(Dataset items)
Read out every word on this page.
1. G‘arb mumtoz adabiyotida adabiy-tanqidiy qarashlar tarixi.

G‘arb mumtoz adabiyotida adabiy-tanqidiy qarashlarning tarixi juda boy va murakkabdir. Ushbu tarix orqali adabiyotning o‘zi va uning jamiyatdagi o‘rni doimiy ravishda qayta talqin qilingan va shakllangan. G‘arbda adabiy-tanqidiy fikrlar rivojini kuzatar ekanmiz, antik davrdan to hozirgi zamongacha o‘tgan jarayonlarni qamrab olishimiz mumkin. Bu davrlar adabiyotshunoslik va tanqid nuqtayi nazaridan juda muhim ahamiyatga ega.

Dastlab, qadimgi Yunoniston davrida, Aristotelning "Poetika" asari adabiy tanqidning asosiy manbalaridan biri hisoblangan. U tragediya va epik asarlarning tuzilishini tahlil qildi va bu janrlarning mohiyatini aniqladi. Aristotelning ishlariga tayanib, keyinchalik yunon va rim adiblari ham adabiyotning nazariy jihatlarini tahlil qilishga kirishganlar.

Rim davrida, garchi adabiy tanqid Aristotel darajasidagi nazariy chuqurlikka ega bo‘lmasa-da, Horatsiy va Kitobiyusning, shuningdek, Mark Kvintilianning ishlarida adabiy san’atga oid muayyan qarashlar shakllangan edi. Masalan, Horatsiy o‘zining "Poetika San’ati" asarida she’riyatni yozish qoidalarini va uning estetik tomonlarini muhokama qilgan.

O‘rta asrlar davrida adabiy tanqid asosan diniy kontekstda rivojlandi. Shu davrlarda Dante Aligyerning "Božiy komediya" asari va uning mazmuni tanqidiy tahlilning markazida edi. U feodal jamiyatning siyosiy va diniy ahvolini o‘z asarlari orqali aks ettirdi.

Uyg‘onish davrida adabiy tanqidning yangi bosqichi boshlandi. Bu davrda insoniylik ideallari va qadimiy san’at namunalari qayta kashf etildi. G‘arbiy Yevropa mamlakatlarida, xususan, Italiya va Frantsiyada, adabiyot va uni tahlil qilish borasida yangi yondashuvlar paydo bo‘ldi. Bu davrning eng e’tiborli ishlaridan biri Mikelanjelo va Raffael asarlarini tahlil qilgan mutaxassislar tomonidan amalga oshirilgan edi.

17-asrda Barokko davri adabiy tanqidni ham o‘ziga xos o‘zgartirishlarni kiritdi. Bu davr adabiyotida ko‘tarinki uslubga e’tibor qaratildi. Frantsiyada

* * *

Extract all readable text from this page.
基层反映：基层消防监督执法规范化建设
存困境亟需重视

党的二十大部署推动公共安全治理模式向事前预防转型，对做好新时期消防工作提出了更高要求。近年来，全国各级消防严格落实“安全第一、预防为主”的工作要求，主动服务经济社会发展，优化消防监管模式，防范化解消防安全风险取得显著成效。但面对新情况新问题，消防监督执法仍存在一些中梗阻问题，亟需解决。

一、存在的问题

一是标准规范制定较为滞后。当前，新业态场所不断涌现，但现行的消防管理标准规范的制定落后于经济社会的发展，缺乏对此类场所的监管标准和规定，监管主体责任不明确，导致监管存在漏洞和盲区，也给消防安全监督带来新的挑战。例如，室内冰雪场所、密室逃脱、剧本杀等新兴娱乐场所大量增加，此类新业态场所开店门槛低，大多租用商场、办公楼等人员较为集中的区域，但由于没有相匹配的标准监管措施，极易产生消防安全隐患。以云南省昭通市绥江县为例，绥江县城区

### YOUR OBJECTIVE
Note every line above where the string "this" shows up, and copy those lines.

### REPLY
Read out every word on this page.
Extract all readable text from this page.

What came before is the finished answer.